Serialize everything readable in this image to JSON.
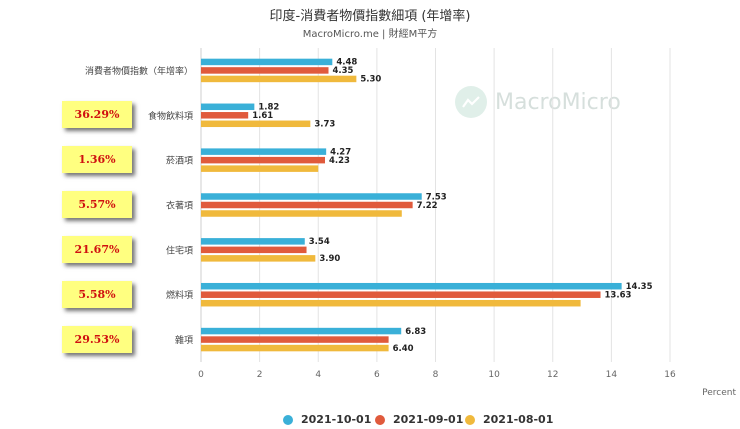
{
  "header": {
    "title": "印度-消費者物價指數細項 (年增率)",
    "subtitle": "MacroMicro.me | 財經M平方"
  },
  "watermark": {
    "text": "MacroMicro"
  },
  "weights": [
    "36.29%",
    "1.36%",
    "5.57%",
    "21.67%",
    "5.58%",
    "29.53%"
  ],
  "chart_data": {
    "type": "bar",
    "orientation": "horizontal",
    "categories": [
      "消費者物價指數（年增率）",
      "食物飲料項",
      "菸酒項",
      "衣著項",
      "住宅項",
      "燃料項",
      "雜項"
    ],
    "series": [
      {
        "name": "2021-10-01",
        "color": "#3ab0d8",
        "values": [
          4.48,
          1.82,
          4.27,
          7.53,
          3.54,
          14.35,
          6.83
        ],
        "labels": [
          "4.48",
          "1.82",
          "4.27",
          "7.53",
          "3.54",
          "14.35",
          "6.83"
        ]
      },
      {
        "name": "2021-09-01",
        "color": "#e05a3c",
        "values": [
          4.35,
          1.61,
          4.23,
          7.22,
          3.6,
          13.63,
          6.4
        ],
        "labels": [
          "4.35",
          "1.61",
          "4.23",
          "7.22",
          "",
          "13.63",
          ""
        ]
      },
      {
        "name": "2021-08-01",
        "color": "#f0b93c",
        "values": [
          5.3,
          3.73,
          4.0,
          6.85,
          3.9,
          12.95,
          6.4
        ],
        "labels": [
          "5.30",
          "3.73",
          "",
          "",
          "3.90",
          "",
          "6.40"
        ]
      }
    ],
    "xlim": [
      0,
      16
    ],
    "xticks": [
      0,
      2,
      4,
      6,
      8,
      10,
      12,
      14,
      16
    ],
    "xlabel": "Percent",
    "grid": true,
    "legend_position": "bottom"
  }
}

-----

## Exercise prompt
Pictures appear in the records above. Output everything except them, exactly.

## The completed task
Serialize everything readable in this image to JSON.
{
  "header": {
    "title": "印度-消費者物價指數細項 (年增率)",
    "subtitle": "MacroMicro.me | 財經M平方"
  },
  "watermark": {
    "text": "MacroMicro"
  },
  "weights": [
    "36.29%",
    "1.36%",
    "5.57%",
    "21.67%",
    "5.58%",
    "29.53%"
  ],
  "chart_data": {
    "type": "bar",
    "orientation": "horizontal",
    "categories": [
      "消費者物價指數（年增率）",
      "食物飲料項",
      "菸酒項",
      "衣著項",
      "住宅項",
      "燃料項",
      "雜項"
    ],
    "series": [
      {
        "name": "2021-10-01",
        "color": "#3ab0d8",
        "values": [
          4.48,
          1.82,
          4.27,
          7.53,
          3.54,
          14.35,
          6.83
        ],
        "labels": [
          "4.48",
          "1.82",
          "4.27",
          "7.53",
          "3.54",
          "14.35",
          "6.83"
        ]
      },
      {
        "name": "2021-09-01",
        "color": "#e05a3c",
        "values": [
          4.35,
          1.61,
          4.23,
          7.22,
          3.6,
          13.63,
          6.4
        ],
        "labels": [
          "4.35",
          "1.61",
          "4.23",
          "7.22",
          "",
          "13.63",
          ""
        ]
      },
      {
        "name": "2021-08-01",
        "color": "#f0b93c",
        "values": [
          5.3,
          3.73,
          4.0,
          6.85,
          3.9,
          12.95,
          6.4
        ],
        "labels": [
          "5.30",
          "3.73",
          "",
          "",
          "3.90",
          "",
          "6.40"
        ]
      }
    ],
    "xlim": [
      0,
      16
    ],
    "xticks": [
      0,
      2,
      4,
      6,
      8,
      10,
      12,
      14,
      16
    ],
    "xlabel": "Percent",
    "grid": true,
    "legend_position": "bottom"
  }
}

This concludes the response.